Please pull out every line that includes the string "Harry".

[START Data lines]

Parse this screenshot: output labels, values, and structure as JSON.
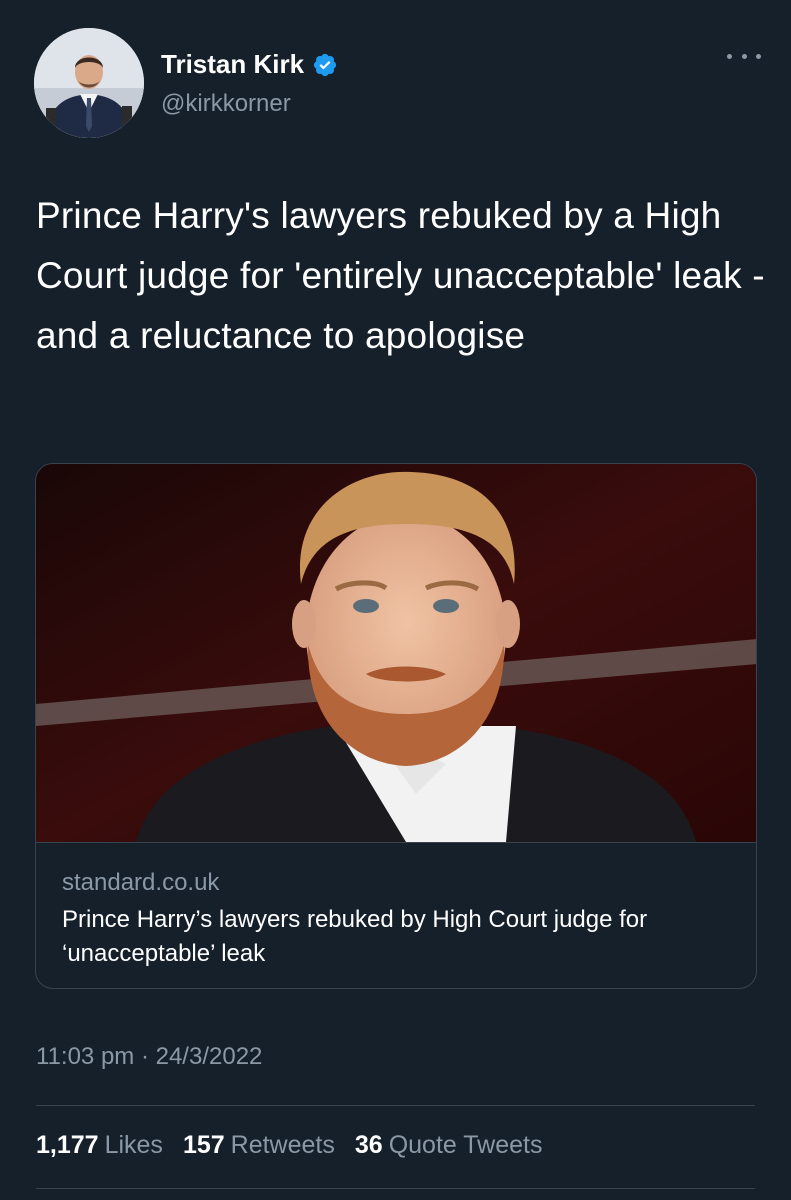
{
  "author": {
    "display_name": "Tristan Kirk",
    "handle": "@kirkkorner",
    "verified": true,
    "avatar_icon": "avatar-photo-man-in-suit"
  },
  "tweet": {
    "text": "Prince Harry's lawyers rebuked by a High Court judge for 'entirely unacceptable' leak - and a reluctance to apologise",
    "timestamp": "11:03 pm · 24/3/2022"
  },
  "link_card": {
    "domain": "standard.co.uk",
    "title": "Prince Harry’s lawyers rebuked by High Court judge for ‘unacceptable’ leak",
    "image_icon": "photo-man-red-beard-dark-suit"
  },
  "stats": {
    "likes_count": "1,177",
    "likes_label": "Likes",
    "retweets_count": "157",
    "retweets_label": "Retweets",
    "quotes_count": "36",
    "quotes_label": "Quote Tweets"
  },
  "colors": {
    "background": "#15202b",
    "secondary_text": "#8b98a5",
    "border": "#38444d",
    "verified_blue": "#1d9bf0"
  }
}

[END Data lines]
[START Data lines]

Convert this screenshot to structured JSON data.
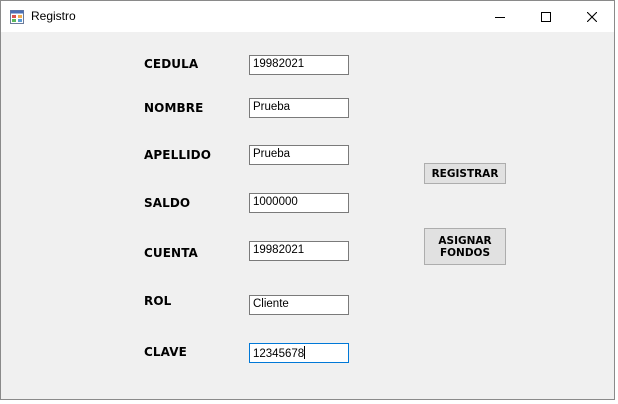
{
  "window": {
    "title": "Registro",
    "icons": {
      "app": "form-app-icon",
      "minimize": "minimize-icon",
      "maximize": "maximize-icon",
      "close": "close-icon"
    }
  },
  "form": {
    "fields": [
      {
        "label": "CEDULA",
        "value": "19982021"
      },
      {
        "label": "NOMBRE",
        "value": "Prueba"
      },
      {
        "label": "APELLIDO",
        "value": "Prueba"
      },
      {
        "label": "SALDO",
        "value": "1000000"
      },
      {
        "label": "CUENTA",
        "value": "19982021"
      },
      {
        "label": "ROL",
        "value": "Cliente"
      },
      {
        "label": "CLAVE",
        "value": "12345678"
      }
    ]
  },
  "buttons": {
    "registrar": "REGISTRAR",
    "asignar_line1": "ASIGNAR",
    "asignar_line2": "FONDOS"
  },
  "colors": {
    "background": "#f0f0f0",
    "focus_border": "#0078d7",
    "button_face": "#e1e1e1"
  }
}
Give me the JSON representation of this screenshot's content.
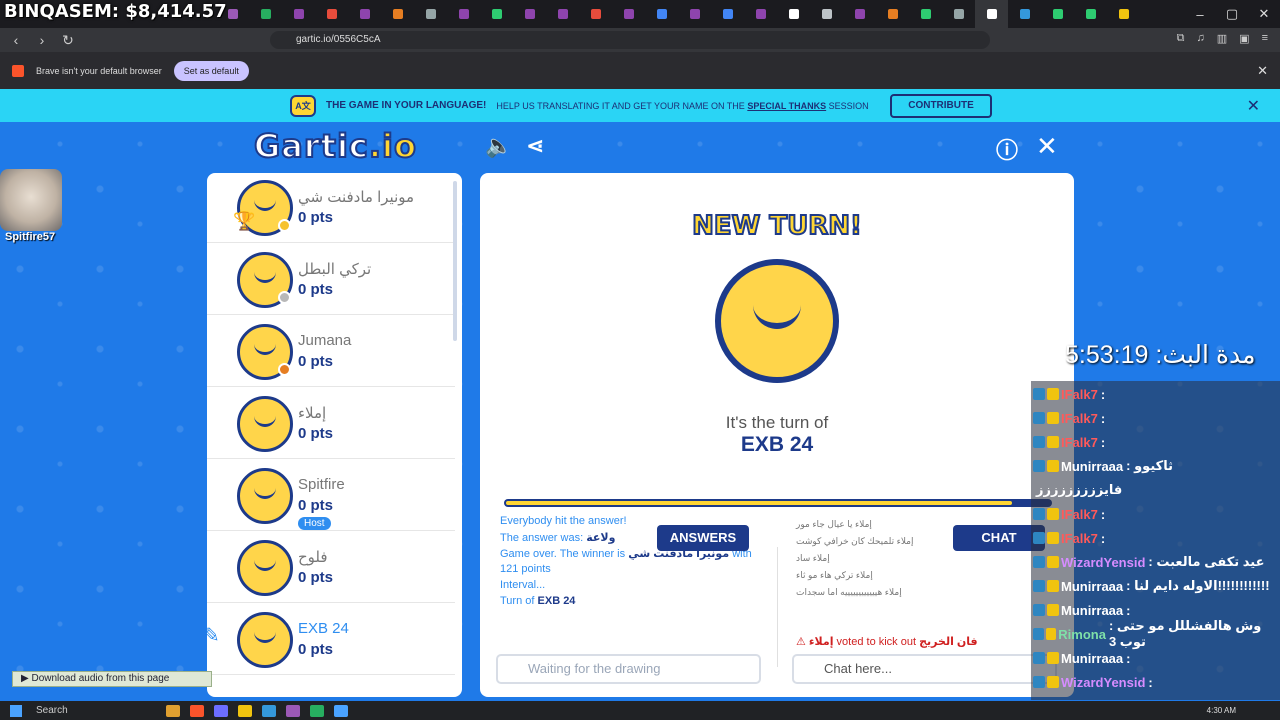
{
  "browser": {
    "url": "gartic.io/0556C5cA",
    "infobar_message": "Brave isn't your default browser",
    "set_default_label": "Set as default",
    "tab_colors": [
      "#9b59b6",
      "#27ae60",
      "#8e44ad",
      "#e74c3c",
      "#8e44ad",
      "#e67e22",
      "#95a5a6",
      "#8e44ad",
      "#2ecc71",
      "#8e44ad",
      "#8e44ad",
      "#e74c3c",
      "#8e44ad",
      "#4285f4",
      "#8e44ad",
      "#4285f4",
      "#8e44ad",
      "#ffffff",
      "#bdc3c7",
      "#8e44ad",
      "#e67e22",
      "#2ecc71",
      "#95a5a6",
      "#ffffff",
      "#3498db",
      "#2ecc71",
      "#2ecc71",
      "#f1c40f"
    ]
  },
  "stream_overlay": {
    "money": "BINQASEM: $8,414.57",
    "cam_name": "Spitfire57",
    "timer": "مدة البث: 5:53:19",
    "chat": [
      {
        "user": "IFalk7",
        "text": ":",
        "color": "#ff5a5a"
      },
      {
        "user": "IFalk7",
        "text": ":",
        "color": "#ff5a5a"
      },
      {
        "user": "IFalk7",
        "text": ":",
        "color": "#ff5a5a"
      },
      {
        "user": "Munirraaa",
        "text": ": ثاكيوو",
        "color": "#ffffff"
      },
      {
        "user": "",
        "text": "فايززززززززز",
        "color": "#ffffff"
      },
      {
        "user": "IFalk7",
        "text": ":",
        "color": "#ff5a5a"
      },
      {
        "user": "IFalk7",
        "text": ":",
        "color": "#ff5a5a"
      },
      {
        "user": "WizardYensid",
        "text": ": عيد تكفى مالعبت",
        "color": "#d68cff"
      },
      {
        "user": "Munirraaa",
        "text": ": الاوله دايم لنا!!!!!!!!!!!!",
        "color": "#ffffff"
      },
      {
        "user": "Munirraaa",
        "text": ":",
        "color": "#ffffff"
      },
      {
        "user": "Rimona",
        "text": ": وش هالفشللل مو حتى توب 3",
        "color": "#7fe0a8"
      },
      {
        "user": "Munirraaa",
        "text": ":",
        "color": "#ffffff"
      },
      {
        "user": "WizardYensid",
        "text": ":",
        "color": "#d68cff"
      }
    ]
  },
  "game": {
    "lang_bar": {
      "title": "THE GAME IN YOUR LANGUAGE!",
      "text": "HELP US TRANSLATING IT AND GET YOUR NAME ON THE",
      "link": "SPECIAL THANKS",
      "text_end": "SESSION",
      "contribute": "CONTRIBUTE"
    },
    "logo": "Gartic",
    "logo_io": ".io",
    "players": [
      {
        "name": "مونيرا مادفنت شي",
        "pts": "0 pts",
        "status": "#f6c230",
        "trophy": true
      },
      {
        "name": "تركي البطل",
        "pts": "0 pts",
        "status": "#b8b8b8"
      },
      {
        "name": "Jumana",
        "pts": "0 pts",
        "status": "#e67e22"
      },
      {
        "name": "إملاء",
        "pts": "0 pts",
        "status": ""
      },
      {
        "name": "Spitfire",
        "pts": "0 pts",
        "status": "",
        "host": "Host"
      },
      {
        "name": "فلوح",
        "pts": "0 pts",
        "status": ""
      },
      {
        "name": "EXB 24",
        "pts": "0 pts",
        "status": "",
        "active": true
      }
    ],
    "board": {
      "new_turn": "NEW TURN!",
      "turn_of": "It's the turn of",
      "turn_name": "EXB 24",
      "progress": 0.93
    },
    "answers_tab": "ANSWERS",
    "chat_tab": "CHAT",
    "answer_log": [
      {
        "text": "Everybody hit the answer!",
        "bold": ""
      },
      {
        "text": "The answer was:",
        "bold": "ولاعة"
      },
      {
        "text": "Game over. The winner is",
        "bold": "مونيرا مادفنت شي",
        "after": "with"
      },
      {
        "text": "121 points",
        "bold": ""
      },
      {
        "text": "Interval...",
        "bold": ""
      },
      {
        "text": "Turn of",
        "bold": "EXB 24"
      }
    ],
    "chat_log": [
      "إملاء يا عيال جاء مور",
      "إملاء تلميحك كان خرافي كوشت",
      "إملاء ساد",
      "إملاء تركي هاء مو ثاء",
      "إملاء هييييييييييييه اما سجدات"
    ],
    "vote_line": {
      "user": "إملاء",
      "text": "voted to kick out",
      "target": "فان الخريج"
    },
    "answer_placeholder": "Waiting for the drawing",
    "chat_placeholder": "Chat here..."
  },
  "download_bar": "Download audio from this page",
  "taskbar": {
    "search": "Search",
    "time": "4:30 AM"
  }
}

[END Data lines]
[START Data lines]

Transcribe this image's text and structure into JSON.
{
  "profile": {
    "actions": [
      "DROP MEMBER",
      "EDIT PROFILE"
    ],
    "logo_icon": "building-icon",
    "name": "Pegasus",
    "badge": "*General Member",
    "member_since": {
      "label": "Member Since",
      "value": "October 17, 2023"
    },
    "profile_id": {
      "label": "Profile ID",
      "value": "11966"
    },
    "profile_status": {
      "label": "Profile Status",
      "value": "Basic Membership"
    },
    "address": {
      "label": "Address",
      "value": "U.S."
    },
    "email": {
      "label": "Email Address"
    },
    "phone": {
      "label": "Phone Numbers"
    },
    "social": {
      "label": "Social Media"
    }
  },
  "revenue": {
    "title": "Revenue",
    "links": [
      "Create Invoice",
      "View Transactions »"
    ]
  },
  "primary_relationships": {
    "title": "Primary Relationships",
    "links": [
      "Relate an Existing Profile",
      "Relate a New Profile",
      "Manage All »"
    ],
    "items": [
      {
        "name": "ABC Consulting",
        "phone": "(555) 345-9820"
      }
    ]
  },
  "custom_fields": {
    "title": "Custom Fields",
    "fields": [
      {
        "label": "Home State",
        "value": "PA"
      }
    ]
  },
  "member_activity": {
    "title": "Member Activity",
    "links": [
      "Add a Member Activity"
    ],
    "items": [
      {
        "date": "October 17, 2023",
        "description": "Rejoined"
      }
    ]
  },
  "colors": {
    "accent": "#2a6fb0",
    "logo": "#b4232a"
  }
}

[END Data lines]

Task response
    "text": "Prince Harry's lawyers rebuked by a High Court judge for 'entirely unacceptable' leak - and a reluctance to apologise",
    "title": "Prince Harry’s lawyers rebuked by High Court judge for ‘unacceptable’ leak",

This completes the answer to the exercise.